[START]
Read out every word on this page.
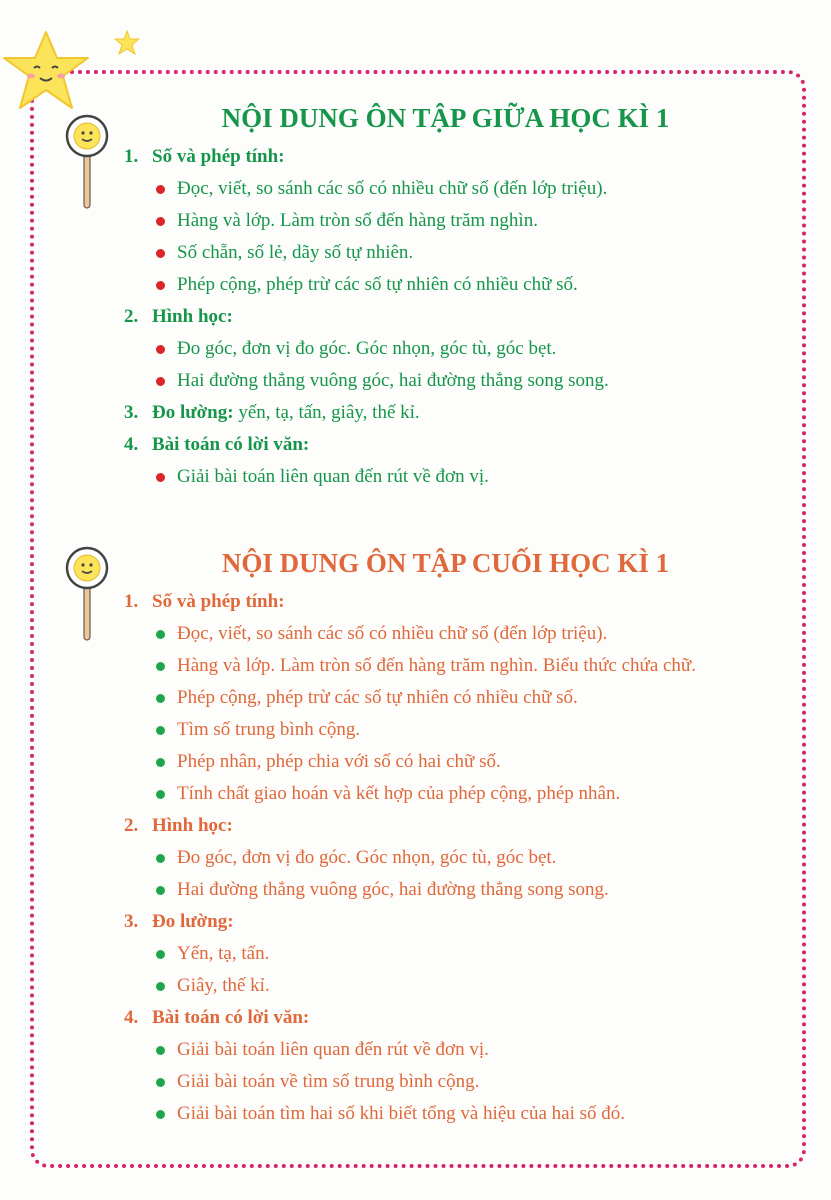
NỘI DUNG ÔN TẬP GIỮA HỌC KÌ 1
1. Số và phép tính:
Đọc, viết, so sánh các số có nhiều chữ số (đến lớp triệu).
Hàng và lớp. Làm tròn số đến hàng trăm nghìn.
Số chẵn, số lẻ, dãy số tự nhiên.
Phép cộng, phép trừ các số tự nhiên có nhiều chữ số.
2. Hình học:
Đo góc, đơn vị đo góc. Góc nhọn, góc tù, góc bẹt.
Hai đường thẳng vuông góc, hai đường thẳng song song.
3. Đo lường: yến, tạ, tấn, giây, thế kỉ.
4. Bài toán có lời văn:
Giải bài toán liên quan đến rút về đơn vị.
NỘI DUNG ÔN TẬP CUỐI HỌC KÌ 1
1. Số và phép tính:
Đọc, viết, so sánh các số có nhiều chữ số (đến lớp triệu).
Hàng và lớp. Làm tròn số đến hàng trăm nghìn. Biểu thức chứa chữ.
Phép cộng, phép trừ các số tự nhiên có nhiều chữ số.
Tìm số trung bình cộng.
Phép nhân, phép chia với số có hai chữ số.
Tính chất giao hoán và kết hợp của phép cộng, phép nhân.
2. Hình học:
Đo góc, đơn vị đo góc. Góc nhọn, góc tù, góc bẹt.
Hai đường thẳng vuông góc, hai đường thẳng song song.
3. Đo lường:
Yến, tạ, tấn.
Giây, thế kỉ.
4. Bài toán có lời văn:
Giải bài toán liên quan đến rút về đơn vị.
Giải bài toán về tìm số trung bình cộng.
Giải bài toán tìm hai số khi biết tổng và hiệu của hai số đó.
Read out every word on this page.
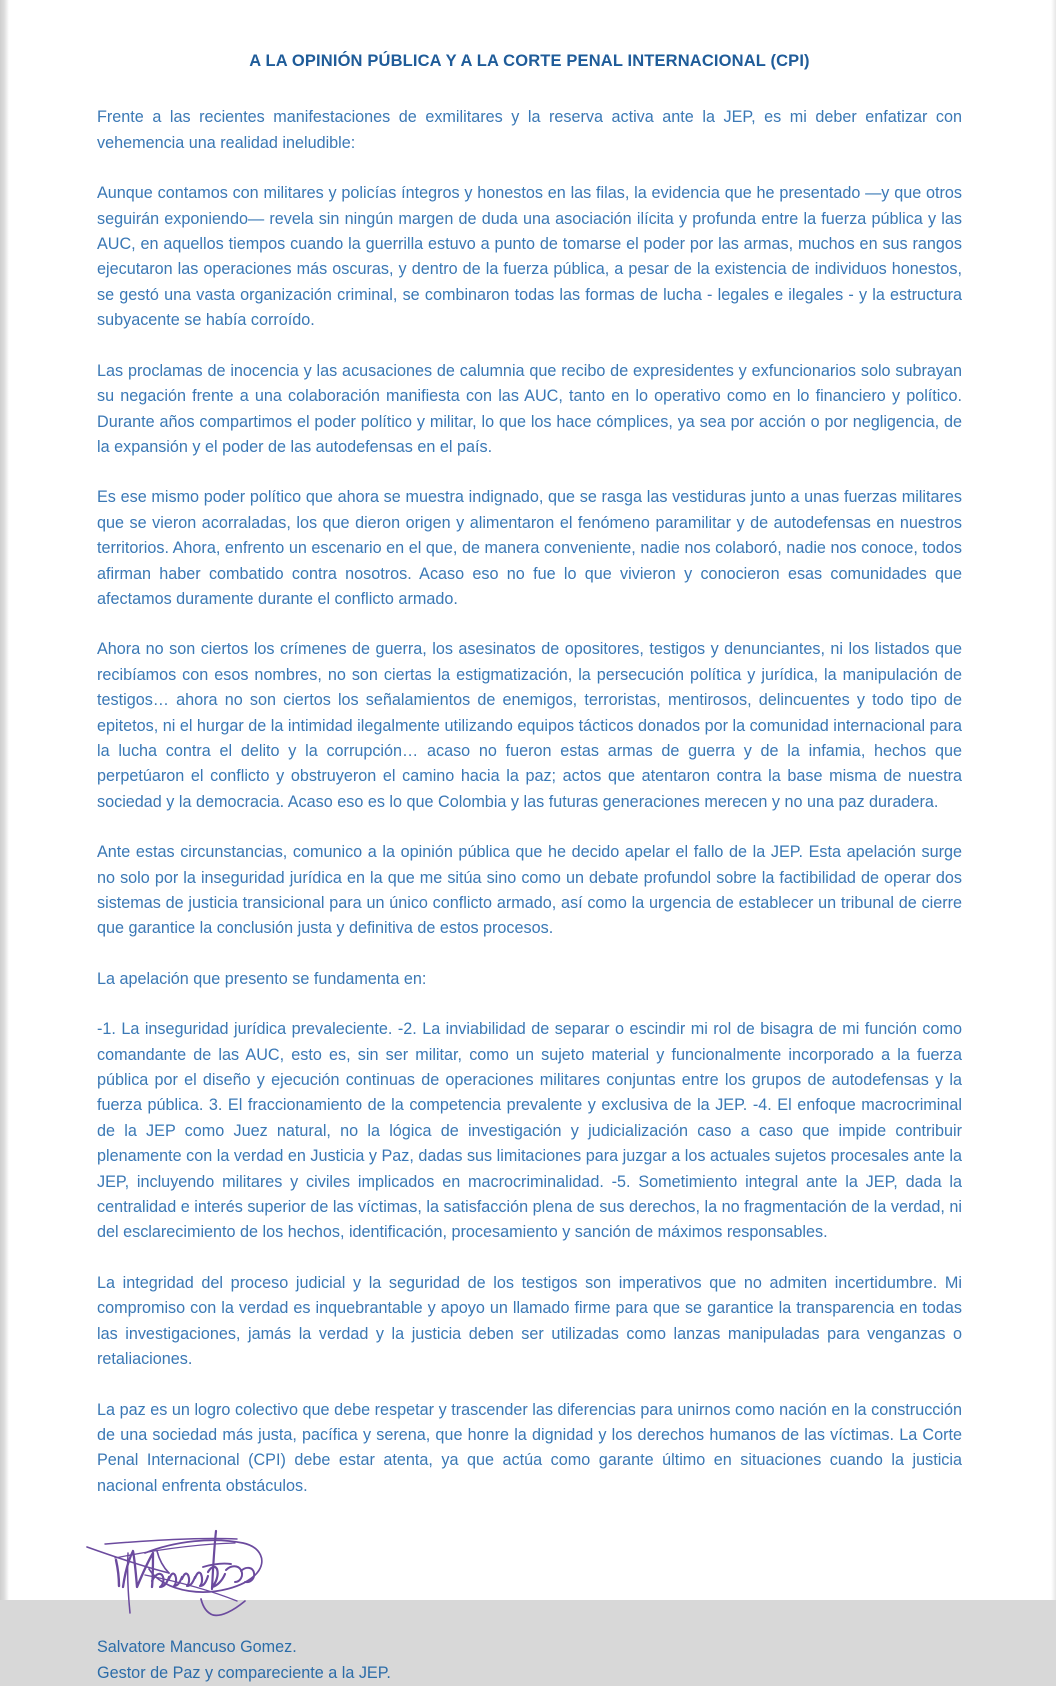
A LA OPINIÓN PÚBLICA Y A LA CORTE PENAL INTERNACIONAL (CPI)

Frente a las recientes manifestaciones de exmilitares y la reserva activa ante la JEP, es mi deber enfatizar con vehemencia una realidad ineludible:

Aunque contamos con militares y policías íntegros y honestos en las filas, la evidencia que he presentado —y que otros seguirán exponiendo— revela sin ningún margen de duda una asociación ilícita y profunda entre la fuerza pública y las AUC, en aquellos tiempos cuando la guerrilla estuvo a punto de tomarse el poder por las armas, muchos en sus rangos ejecutaron las operaciones más oscuras, y dentro de la fuerza pública, a pesar de la existencia de individuos honestos, se gestó una vasta organización criminal, se combinaron todas las formas de lucha - legales e ilegales - y la estructura subyacente se había corroído.

Las proclamas de inocencia y las acusaciones de calumnia que recibo de expresidentes y exfuncionarios solo subrayan su negación frente a una colaboración manifiesta con las AUC, tanto en lo operativo como en lo financiero y político. Durante años compartimos el poder político y militar, lo que los hace cómplices, ya sea por acción o por negligencia, de la expansión y el poder de las autodefensas en el país.

Es ese mismo poder político que ahora se muestra indignado, que se rasga las vestiduras junto a unas fuerzas militares que se vieron acorraladas, los que dieron origen y alimentaron el fenómeno paramilitar y de autodefensas en nuestros territorios. Ahora, enfrento un escenario en el que, de manera conveniente, nadie nos colaboró, nadie nos conoce, todos afirman haber combatido contra nosotros. Acaso eso no fue lo que vivieron y conocieron esas comunidades que afectamos duramente durante el conflicto armado.

Ahora no son ciertos los crímenes de guerra, los asesinatos de opositores, testigos y denunciantes, ni los listados que recibíamos con esos nombres, no son ciertas la estigmatización, la persecución política y jurídica, la manipulación de testigos… ahora no son ciertos los señalamientos de enemigos, terroristas, mentirosos, delincuentes y todo tipo de epitetos, ni el hurgar de la intimidad ilegalmente utilizando equipos tácticos donados por la comunidad internacional para la lucha contra el delito y la corrupción… acaso no fueron estas armas de guerra y de la infamia, hechos que perpetúaron el conflicto y obstruyeron el camino hacia la paz; actos que atentaron contra la base misma de nuestra sociedad y la democracia. Acaso eso es lo que Colombia y las futuras generaciones merecen y no una paz duradera.

Ante estas circunstancias, comunico a la opinión pública que he decido apelar el fallo de la JEP. Esta apelación surge no solo por la inseguridad jurídica en la que me sitúa sino como un debate profundol sobre la factibilidad de operar dos sistemas de justicia transicional para un único conflicto armado, así como la urgencia de establecer un tribunal de cierre que garantice la conclusión justa y definitiva de estos procesos.

La apelación que presento se fundamenta en:

-1. La inseguridad jurídica prevaleciente. -2. La inviabilidad de separar o escindir mi rol de bisagra de mi función como comandante de las AUC, esto es, sin ser militar, como un sujeto material y funcionalmente incorporado a la fuerza pública por el diseño y ejecución continuas de operaciones militares conjuntas entre los grupos de autodefensas y la fuerza pública. 3. El fraccionamiento de la competencia prevalente y exclusiva de la JEP. -4. El enfoque macrocriminal de la JEP como Juez natural, no la lógica de investigación y judicialización caso a caso que impide contribuir plenamente con la verdad en Justicia y Paz, dadas sus limitaciones para juzgar a los actuales sujetos procesales ante la JEP, incluyendo militares y civiles implicados en macrocriminalidad. -5. Sometimiento integral ante la JEP, dada la centralidad e interés superior de las víctimas, la satisfacción plena de sus derechos, la no fragmentación de la verdad, ni del esclarecimiento de los hechos, identificación, procesamiento y sanción de máximos responsables.

La integridad del proceso judicial y la seguridad de los testigos son imperativos que no admiten incertidumbre. Mi compromiso con la verdad es inquebrantable y apoyo un llamado firme para que se garantice la transparencia en todas las investigaciones, jamás la verdad y la justicia deben ser utilizadas como lanzas manipuladas para venganzas o retaliaciones.

La paz es un logro colectivo que debe respetar y trascender las diferencias para unirnos como nación en la construcción de una sociedad más justa, pacífica y serena, que honre la dignidad y los derechos humanos de las víctimas. La Corte Penal Internacional (CPI) debe estar atenta, ya que actúa como garante último en situaciones cuando la justicia nacional enfrenta obstáculos.

Salvatore Mancuso Gomez.

Gestor de Paz y compareciente a la JEP.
[END]
> _What you will do_:
Set the data above down again exactly as given, with no pictures.

> _Worked solution_:
Read out every word on this page.
NỘI DUNG ÔN TẬP GIỮA HỌC KÌ 1
1. Số và phép tính:
Đọc, viết, so sánh các số có nhiều chữ số (đến lớp triệu).
Hàng và lớp. Làm tròn số đến hàng trăm nghìn.
Số chẵn, số lẻ, dãy số tự nhiên.
Phép cộng, phép trừ các số tự nhiên có nhiều chữ số.
2. Hình học:
Đo góc, đơn vị đo góc. Góc nhọn, góc tù, góc bẹt.
Hai đường thẳng vuông góc, hai đường thẳng song song.
3. Đo lường: yến, tạ, tấn, giây, thế kỉ.
4. Bài toán có lời văn:
Giải bài toán liên quan đến rút về đơn vị.
NỘI DUNG ÔN TẬP CUỐI HỌC KÌ 1
1. Số và phép tính:
Đọc, viết, so sánh các số có nhiều chữ số (đến lớp triệu).
Hàng và lớp. Làm tròn số đến hàng trăm nghìn. Biểu thức chứa chữ.
Phép cộng, phép trừ các số tự nhiên có nhiều chữ số.
Tìm số trung bình cộng.
Phép nhân, phép chia với số có hai chữ số.
Tính chất giao hoán và kết hợp của phép cộng, phép nhân.
2. Hình học:
Đo góc, đơn vị đo góc. Góc nhọn, góc tù, góc bẹt.
Hai đường thẳng vuông góc, hai đường thẳng song song.
3. Đo lường:
Yến, tạ, tấn.
Giây, thế kỉ.
4. Bài toán có lời văn:
Giải bài toán liên quan đến rút về đơn vị.
Giải bài toán về tìm số trung bình cộng.
Giải bài toán tìm hai số khi biết tổng và hiệu của hai số đó.
Read out every word on this page.
A LA OPINIÓN PÚBLICA Y A LA CORTE PENAL INTERNACIONAL (CPI)

Frente a las recientes manifestaciones de exmilitares y la reserva activa ante la JEP, es mi deber enfatizar con vehemencia una realidad ineludible:

Aunque contamos con militares y policías íntegros y honestos en las filas, la evidencia que he presentado —y que otros seguirán exponiendo— revela sin ningún margen de duda una asociación ilícita y profunda entre la fuerza pública y las AUC, en aquellos tiempos cuando la guerrilla estuvo a punto de tomarse el poder por las armas, muchos en sus rangos ejecutaron las operaciones más oscuras, y dentro de la fuerza pública, a pesar de la existencia de individuos honestos, se gestó una vasta organización criminal, se combinaron todas las formas de lucha - legales e ilegales - y la estructura subyacente se había corroído.

Las proclamas de inocencia y las acusaciones de calumnia que recibo de expresidentes y exfuncionarios solo subrayan su negación frente a una colaboración manifiesta con las AUC, tanto en lo operativo como en lo financiero y político. Durante años compartimos el poder político y militar, lo que los hace cómplices, ya sea por acción o por negligencia, de la expansión y el poder de las autodefensas en el país.

Es ese mismo poder político que ahora se muestra indignado, que se rasga las vestiduras junto a unas fuerzas militares que se vieron acorraladas, los que dieron origen y alimentaron el fenómeno paramilitar y de autodefensas en nuestros territorios. Ahora, enfrento un escenario en el que, de manera conveniente, nadie nos colaboró, nadie nos conoce, todos afirman haber combatido contra nosotros. Acaso eso no fue lo que vivieron y conocieron esas comunidades que afectamos duramente durante el conflicto armado.

Ahora no son ciertos los crímenes de guerra, los asesinatos de opositores, testigos y denunciantes, ni los listados que recibíamos con esos nombres, no son ciertas la estigmatización, la persecución política y jurídica, la manipulación de testigos… ahora no son ciertos los señalamientos de enemigos, terroristas, mentirosos, delincuentes y todo tipo de epitetos, ni el hurgar de la intimidad ilegalmente utilizando equipos tácticos donados por la comunidad internacional para la lucha contra el delito y la corrupción… acaso no fueron estas armas de guerra y de la infamia, hechos que perpetúaron el conflicto y obstruyeron el camino hacia la paz; actos que atentaron contra la base misma de nuestra sociedad y la democracia. Acaso eso es lo que Colombia y las futuras generaciones merecen y no una paz duradera.

Ante estas circunstancias, comunico a la opinión pública que he decido apelar el fallo de la JEP. Esta apelación surge no solo por la inseguridad jurídica en la que me sitúa sino como un debate profundol sobre la factibilidad de operar dos sistemas de justicia transicional para un único conflicto armado, así como la urgencia de establecer un tribunal de cierre que garantice la conclusión justa y definitiva de estos procesos.

La apelación que presento se fundamenta en:

-1. La inseguridad jurídica prevaleciente. -2. La inviabilidad de separar o escindir mi rol de bisagra de mi función como comandante de las AUC, esto es, sin ser militar, como un sujeto material y funcionalmente incorporado a la fuerza pública por el diseño y ejecución continuas de operaciones militares conjuntas entre los grupos de autodefensas y la fuerza pública. 3. El fraccionamiento de la competencia prevalente y exclusiva de la JEP. -4. El enfoque macrocriminal de la JEP como Juez natural, no la lógica de investigación y judicialización caso a caso que impide contribuir plenamente con la verdad en Justicia y Paz, dadas sus limitaciones para juzgar a los actuales sujetos procesales ante la JEP, incluyendo militares y civiles implicados en macrocriminalidad. -5. Sometimiento integral ante la JEP, dada la centralidad e interés superior de las víctimas, la satisfacción plena de sus derechos, la no fragmentación de la verdad, ni del esclarecimiento de los hechos, identificación, procesamiento y sanción de máximos responsables.

La integridad del proceso judicial y la seguridad de los testigos son imperativos que no admiten incertidumbre. Mi compromiso con la verdad es inquebrantable y apoyo un llamado firme para que se garantice la transparencia en todas las investigaciones, jamás la verdad y la justicia deben ser utilizadas como lanzas manipuladas para venganzas o retaliaciones.

La paz es un logro colectivo que debe respetar y trascender las diferencias para unirnos como nación en la construcción de una sociedad más justa, pacífica y serena, que honre la dignidad y los derechos humanos de las víctimas. La Corte Penal Internacional (CPI) debe estar atenta, ya que actúa como garante último en situaciones cuando la justicia nacional enfrenta obstáculos.

Salvatore Mancuso Gomez.

Gestor de Paz y compareciente a la JEP.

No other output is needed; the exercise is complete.